▶ _Texto de origem_
※

(Foto: Marcelo Camargo/Agência Brasil)
A janela partidária, período que permite a troca de partidos sem risco de perda de mandato, se encerra nesta sexta-feira (3). O prazo de 30 dias possibilita que parlamentares mudem de legenda sem sofrer sanções da Justiça Eleitoral.
Quem pode trocar de partido
O mecanismo, previsto em lei, tem como objetivo reorganizar as forças políticas antes das eleições gerais. A janela é aberta em todo ano eleitoral, sete meses antes do pleito — neste ano, o primeiro turno ocorre em 4 de outubro.
No entanto, a regra vale apenas para deputados federais, estaduais e distritais. Vereadores eleitos em 2024 não podem utilizar a janela de 2026, pois não estão em fim de mandato.
Já ocupantes de cargos majoritários, como presidente da República, governadores e senadores, podem trocar de partido sem a necessidade de apresentar justificativa formal à Justiça Eleitoral, conforme entendimento do Tribunal Superior Eleitoral.

※

▶ _Dados fornecidos_

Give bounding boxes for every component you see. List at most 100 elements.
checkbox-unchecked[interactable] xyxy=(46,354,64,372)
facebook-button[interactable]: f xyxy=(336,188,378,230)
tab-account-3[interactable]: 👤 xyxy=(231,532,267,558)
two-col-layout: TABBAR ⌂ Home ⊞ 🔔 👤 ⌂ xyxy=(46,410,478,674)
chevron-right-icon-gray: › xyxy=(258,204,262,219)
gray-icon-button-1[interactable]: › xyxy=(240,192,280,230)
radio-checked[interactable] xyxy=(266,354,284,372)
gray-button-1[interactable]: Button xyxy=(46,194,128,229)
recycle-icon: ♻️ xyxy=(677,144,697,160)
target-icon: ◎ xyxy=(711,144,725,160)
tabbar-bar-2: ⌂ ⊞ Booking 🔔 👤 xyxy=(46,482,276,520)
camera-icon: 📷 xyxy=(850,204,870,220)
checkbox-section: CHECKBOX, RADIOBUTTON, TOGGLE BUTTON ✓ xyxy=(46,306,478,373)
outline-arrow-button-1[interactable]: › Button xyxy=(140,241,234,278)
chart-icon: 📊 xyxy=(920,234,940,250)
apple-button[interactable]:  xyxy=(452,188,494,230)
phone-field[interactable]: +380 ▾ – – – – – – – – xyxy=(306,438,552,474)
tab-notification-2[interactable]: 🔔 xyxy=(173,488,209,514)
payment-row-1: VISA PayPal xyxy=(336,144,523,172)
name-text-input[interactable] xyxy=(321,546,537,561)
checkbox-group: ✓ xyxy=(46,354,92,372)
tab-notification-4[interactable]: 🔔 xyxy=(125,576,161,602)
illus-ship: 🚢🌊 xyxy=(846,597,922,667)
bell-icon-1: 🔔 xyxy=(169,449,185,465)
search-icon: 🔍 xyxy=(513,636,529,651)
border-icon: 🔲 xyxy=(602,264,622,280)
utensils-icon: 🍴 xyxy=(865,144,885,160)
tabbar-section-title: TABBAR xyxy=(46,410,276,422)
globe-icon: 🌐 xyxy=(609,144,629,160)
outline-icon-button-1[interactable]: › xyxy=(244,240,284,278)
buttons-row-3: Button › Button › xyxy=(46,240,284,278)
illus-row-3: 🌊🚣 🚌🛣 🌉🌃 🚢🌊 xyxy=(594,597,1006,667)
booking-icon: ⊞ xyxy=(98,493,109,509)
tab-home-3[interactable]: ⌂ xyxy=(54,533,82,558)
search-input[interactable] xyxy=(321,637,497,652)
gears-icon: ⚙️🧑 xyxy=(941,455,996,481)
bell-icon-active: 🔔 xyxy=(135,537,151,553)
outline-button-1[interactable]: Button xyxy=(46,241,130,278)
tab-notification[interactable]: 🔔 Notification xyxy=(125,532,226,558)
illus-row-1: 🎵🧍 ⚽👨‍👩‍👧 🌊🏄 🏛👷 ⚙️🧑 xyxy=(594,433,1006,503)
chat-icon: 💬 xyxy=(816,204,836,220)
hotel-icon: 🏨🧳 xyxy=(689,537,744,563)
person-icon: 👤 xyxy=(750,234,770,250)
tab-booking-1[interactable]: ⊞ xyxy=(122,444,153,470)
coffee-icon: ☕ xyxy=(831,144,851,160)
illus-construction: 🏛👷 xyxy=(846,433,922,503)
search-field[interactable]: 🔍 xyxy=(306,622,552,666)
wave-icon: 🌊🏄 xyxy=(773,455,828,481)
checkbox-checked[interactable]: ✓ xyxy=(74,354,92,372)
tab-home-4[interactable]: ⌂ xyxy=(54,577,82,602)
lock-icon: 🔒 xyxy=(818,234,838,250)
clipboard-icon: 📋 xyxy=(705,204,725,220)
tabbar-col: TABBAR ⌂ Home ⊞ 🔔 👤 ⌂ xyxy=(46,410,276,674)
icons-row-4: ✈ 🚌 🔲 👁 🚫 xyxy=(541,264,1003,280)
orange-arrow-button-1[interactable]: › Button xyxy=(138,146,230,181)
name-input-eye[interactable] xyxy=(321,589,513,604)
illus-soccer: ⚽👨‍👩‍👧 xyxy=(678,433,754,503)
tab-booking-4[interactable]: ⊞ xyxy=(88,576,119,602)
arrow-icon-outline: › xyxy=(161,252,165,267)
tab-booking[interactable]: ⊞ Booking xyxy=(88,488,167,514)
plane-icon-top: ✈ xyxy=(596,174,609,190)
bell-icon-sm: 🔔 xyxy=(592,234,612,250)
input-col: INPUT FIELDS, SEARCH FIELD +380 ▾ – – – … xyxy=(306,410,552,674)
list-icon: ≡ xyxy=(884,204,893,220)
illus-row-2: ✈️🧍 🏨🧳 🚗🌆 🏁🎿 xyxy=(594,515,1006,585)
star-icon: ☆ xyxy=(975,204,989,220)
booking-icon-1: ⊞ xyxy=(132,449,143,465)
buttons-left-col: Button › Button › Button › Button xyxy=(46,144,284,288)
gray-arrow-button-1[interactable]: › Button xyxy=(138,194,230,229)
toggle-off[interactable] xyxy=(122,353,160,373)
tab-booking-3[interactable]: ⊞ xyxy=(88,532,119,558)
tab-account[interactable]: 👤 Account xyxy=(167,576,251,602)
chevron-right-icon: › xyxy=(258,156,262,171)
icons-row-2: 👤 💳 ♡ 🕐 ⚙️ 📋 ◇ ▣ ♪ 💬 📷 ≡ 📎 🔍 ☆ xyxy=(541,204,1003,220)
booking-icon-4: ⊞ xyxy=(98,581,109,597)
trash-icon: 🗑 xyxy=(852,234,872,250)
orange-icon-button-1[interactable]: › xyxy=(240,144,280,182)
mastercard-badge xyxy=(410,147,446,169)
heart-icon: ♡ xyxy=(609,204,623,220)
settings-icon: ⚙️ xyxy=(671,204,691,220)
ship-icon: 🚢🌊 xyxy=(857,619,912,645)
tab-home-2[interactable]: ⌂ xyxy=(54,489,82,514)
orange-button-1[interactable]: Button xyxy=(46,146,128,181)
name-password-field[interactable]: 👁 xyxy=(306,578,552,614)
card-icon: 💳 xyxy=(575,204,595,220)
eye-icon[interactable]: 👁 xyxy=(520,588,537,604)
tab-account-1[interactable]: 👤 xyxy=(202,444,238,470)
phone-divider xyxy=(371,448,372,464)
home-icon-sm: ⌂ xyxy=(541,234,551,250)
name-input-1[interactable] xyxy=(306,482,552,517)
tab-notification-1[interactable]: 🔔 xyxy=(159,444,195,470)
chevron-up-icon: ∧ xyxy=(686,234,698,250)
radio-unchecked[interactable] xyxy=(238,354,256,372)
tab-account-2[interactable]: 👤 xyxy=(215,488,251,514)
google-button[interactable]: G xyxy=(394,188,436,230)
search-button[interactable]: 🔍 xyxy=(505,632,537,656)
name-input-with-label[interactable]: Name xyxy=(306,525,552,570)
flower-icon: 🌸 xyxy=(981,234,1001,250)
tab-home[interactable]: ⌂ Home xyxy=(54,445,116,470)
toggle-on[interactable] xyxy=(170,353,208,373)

※

▶ _Problema a resolver_
Reproduza o texto sobre a janela partidária de "No entanto, a" a "fim de mandato.", substituindo "Vereadores" por "Prefeitos". As linhas não têm qualquer relação com esta atividade.

▶ _Resposta à tarefa_
No entanto, a regra vale apenas para deputados federais, estaduais e distritais. Prefeitos eleitos em 2024 não podem utilizar a janela de 2026, pois não estão em fim de mandato.